WHAT YOU NEED TO DO:
Using the records provided below, locate and copy each line that contains the word "interested".

(A block of data)

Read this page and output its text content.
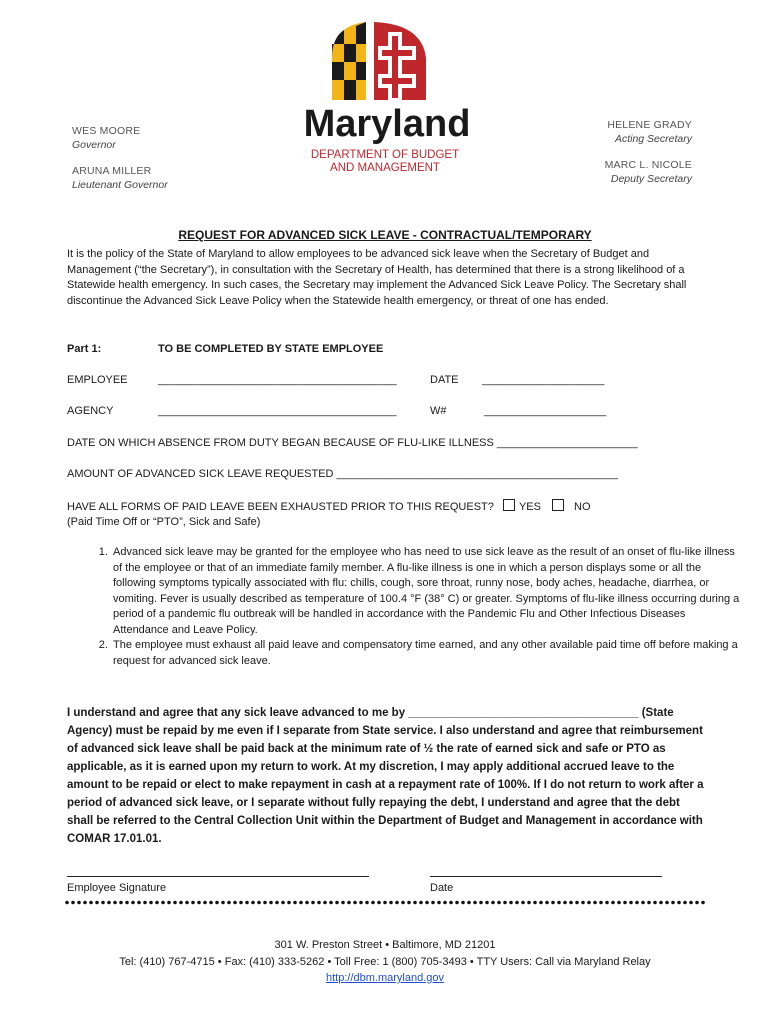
Maryland
DEPARTMENT OF BUDGET
AND MANAGEMENT
WES MOORE
Governor
ARUNA MILLER
Lieutenant Governor
HELENE GRADY
Acting Secretary
MARC L. NICOLE
Deputy Secretary
REQUEST FOR ADVANCED SICK LEAVE - CONTRACTUAL/TEMPORARY
It is the policy of the State of Maryland to allow employees to be advanced sick leave when the Secretary of Budget and Management (“the Secretary”), in consultation with the Secretary of Health, has determined that there is a strong likelihood of a Statewide health emergency. In such cases, the Secretary may implement the Advanced Sick Leave Policy. The Secretary shall discontinue the Advanced Sick Leave Policy when the Statewide health emergency, or threat of one has ended.
Part 1:	TO BE COMPLETED BY STATE EMPLOYEE
EMPLOYEE	_______________________________________	DATE ____________________
AGENCY	_______________________________________	W#	____________________
DATE ON WHICH ABSENCE FROM DUTY BEGAN BECAUSE OF FLU-LIKE ILLNESS _______________________
AMOUNT OF ADVANCED SICK LEAVE REQUESTED ______________________________________________
HAVE ALL FORMS OF PAID LEAVE BEEN EXHAUSTED PRIOR TO THIS REQUEST? YES	NO
(Paid Time Off or “PTO”, Sick and Safe)
1. Advanced sick leave may be granted for the employee who has need to use sick leave as the result of an onset of flu-like illness of the employee or that of an immediate family member. A flu-like illness is one in which a person displays some or all the following symptoms typically associated with flu: chills, cough, sore throat, runny nose, body aches, headache, diarrhea, or vomiting. Fever is usually described as temperature of 100.4 °F (38° C) or greater. Symptoms of flu-like illness occurring during a period of a pandemic flu outbreak will be handled in accordance with the Pandemic Flu and Other Infectious Diseases Attendance and Leave Policy.
2. The employee must exhaust all paid leave and compensatory time earned, and any other available paid time off before making a request for advanced sick leave.
I understand and agree that any sick leave advanced to me by ____________________________________ (State Agency) must be repaid by me even if I separate from State service. I also understand and agree that reimbursement of advanced sick leave shall be paid back at the minimum rate of ½ the rate of earned sick and safe or PTO as applicable, as it is earned upon my return to work. At my discretion, I may apply additional accrued leave to the amount to be repaid or elect to make repayment in cash at a repayment rate of 100%. If I do not return to work after a period of advanced sick leave, or I separate without fully repaying the debt, I understand and agree that the debt shall be referred to the Central Collection Unit within the Department of Budget and Management in accordance with COMAR 17.01.01.
Employee Signature	Date
301 W. Preston Street • Baltimore, MD 21201
Tel: (410) 767-4715 • Fax: (410) 333-5262 • Toll Free: 1 (800) 705-3493 • TTY Users: Call via Maryland Relay
http://dbm.maryland.gov
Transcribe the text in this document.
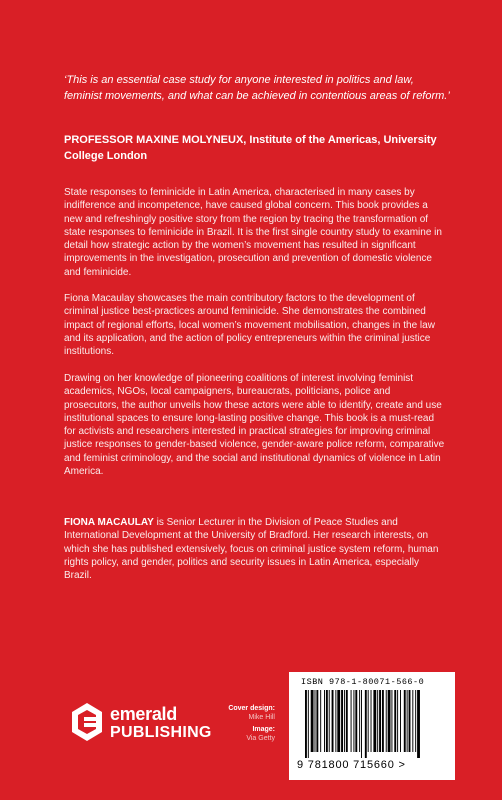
‘This is an essential case study for anyone interested in politics and law, feminist movements, and what can be achieved in contentious areas of reform.’
PROFESSOR MAXINE MOLYNEUX, Institute of the Americas, University College London
State responses to feminicide in Latin America, characterised in many cases by indifference and incompetence, have caused global concern. This book provides a new and refreshingly positive story from the region by tracing the transformation of state responses to feminicide in Brazil. It is the first single country study to examine in detail how strategic action by the women’s movement has resulted in significant improvements in the investigation, prosecution and prevention of domestic violence and feminicide.
Fiona Macaulay showcases the main contributory factors to the development of criminal justice best-practices around feminicide. She demonstrates the combined impact of regional efforts, local women’s movement mobilisation, changes in the law and its application, and the action of policy entrepreneurs within the criminal justice institutions.
Drawing on her knowledge of pioneering coalitions of interest involving feminist academics, NGOs, local campaigners, bureaucrats, politicians, police and prosecutors, the author unveils how these actors were able to identify, create and use institutional spaces to ensure long-lasting positive change. This book is a must-read for activists and researchers interested in practical strategies for improving criminal justice responses to gender-based violence, gender-aware police reform, comparative and feminist criminology, and the social and institutional dynamics of violence in Latin America.
FIONA MACAULAY is Senior Lecturer in the Division of Peace Studies and International Development at the University of Bradford. Her research interests, on which she has published extensively, focus on criminal justice system reform, human rights policy, and gender, politics and security issues in Latin America, especially Brazil.
emerald
PUBLISHING
Cover design:
Mike Hill
Image:
Via Getty
ISBN 978-1-80071-566-0
9 781800 715660 >
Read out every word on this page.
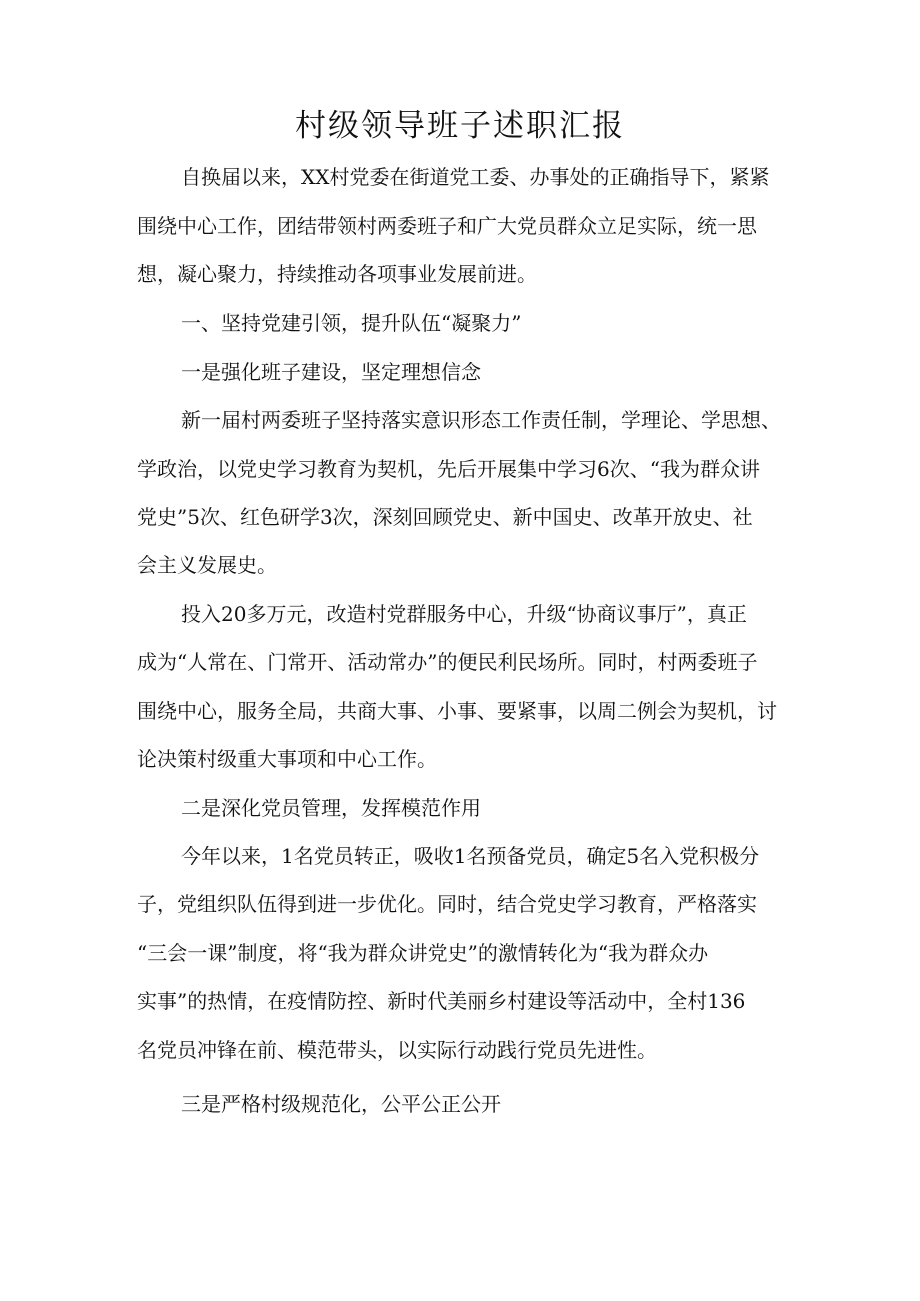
村级领导班子述职汇报
自换届以来，XX村党委在街道党工委、办事处的正确指导下，紧紧
围绕中心工作，团结带领村两委班子和广大党员群众立足实际，统一思
想，凝心聚力，持续推动各项事业发展前进。
一、坚持党建引领，提升队伍“凝聚力”
一是强化班子建设，坚定理想信念
新一届村两委班子坚持落实意识形态工作责任制，学理论、学思想、
学政治，以党史学习教育为契机，先后开展集中学习6次、“我为群众讲
党史”5次、红色研学3次，深刻回顾党史、新中国史、改革开放史、社
会主义发展史。
投入20多万元，改造村党群服务中心，升级“协商议事厅”，真正
成为“人常在、门常开、活动常办”的便民利民场所。同时，村两委班子
围绕中心，服务全局，共商大事、小事、要紧事，以周二例会为契机，讨
论决策村级重大事项和中心工作。
二是深化党员管理，发挥模范作用
今年以来，1名党员转正，吸收1名预备党员，确定5名入党积极分
子，党组织队伍得到进一步优化。同时，结合党史学习教育，严格落实
“三会一课”制度，将“我为群众讲党史”的激情转化为“我为群众办
实事”的热情，在疫情防控、新时代美丽乡村建设等活动中，全村136
名党员冲锋在前、模范带头，以实际行动践行党员先进性。
三是严格村级规范化，公平公正公开
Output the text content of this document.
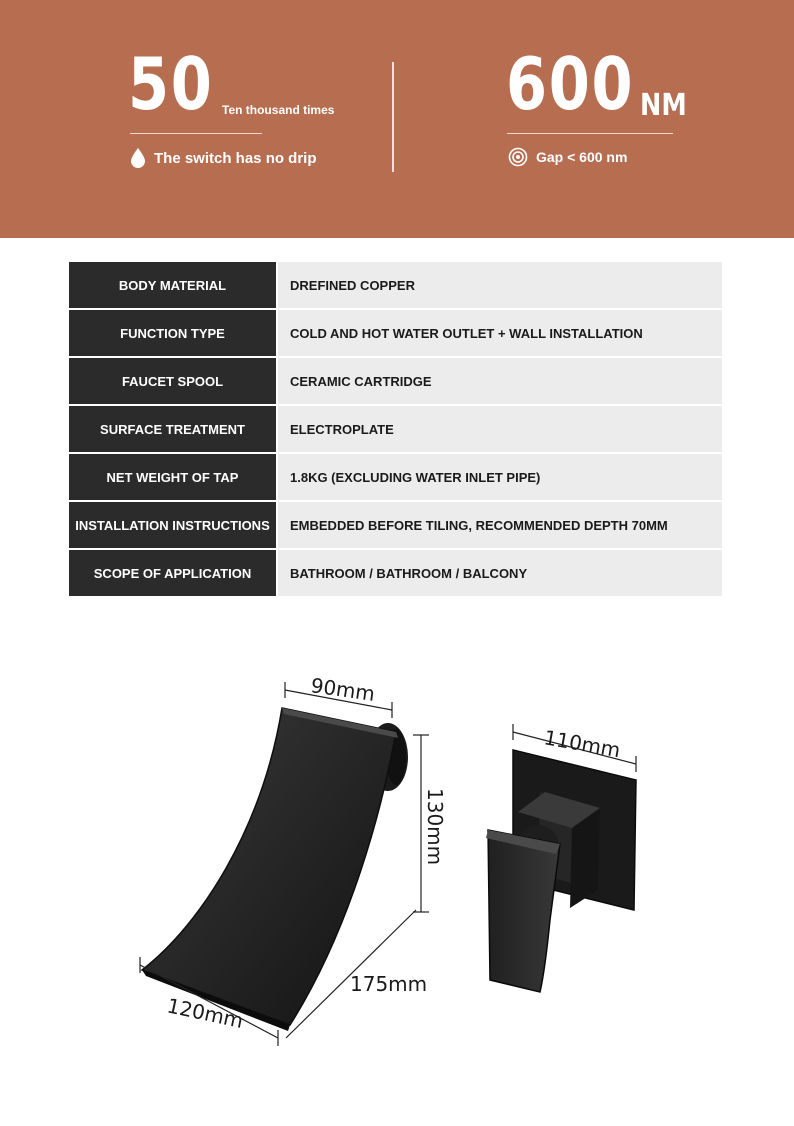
50 Ten thousand times
The switch has no drip
600 NM
Gap < 600 nm
BODY MATERIAL	DREFINED COPPER
FUNCTION TYPE	COLD AND HOT WATER OUTLET + WALL INSTALLATION
FAUCET SPOOL	CERAMIC CARTRIDGE
SURFACE TREATMENT	ELECTROPLATE
NET WEIGHT OF TAP	1.8KG (EXCLUDING WATER INLET PIPE)
INSTALLATION INSTRUCTIONS	EMBEDDED BEFORE TILING, RECOMMENDED DEPTH 70MM
SCOPE OF APPLICATION	BATHROOM / BATHROOM / BALCONY
90mm
130mm
175mm
120mm
110mm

SOLVED PROBLEM:
‘This is an essential case study for anyone interested in politics and law, feminist movements, and what can be achieved in contentious areas of reform.’
Drawing on her knowledge of pioneering coalitions of interest involving feminist academics, NGOs, local campaigners, bureaucrats, politicians, police and prosecutors, the author unveils how these actors were able to identify, create and use institutional spaces to ensure long-lasting positive change. This book is a must-read for activists and researchers interested in practical strategies for improving criminal justice responses to gender-based violence, gender-aware police reform, comparative and feminist criminology, and the social and institutional dynamics of violence in Latin America.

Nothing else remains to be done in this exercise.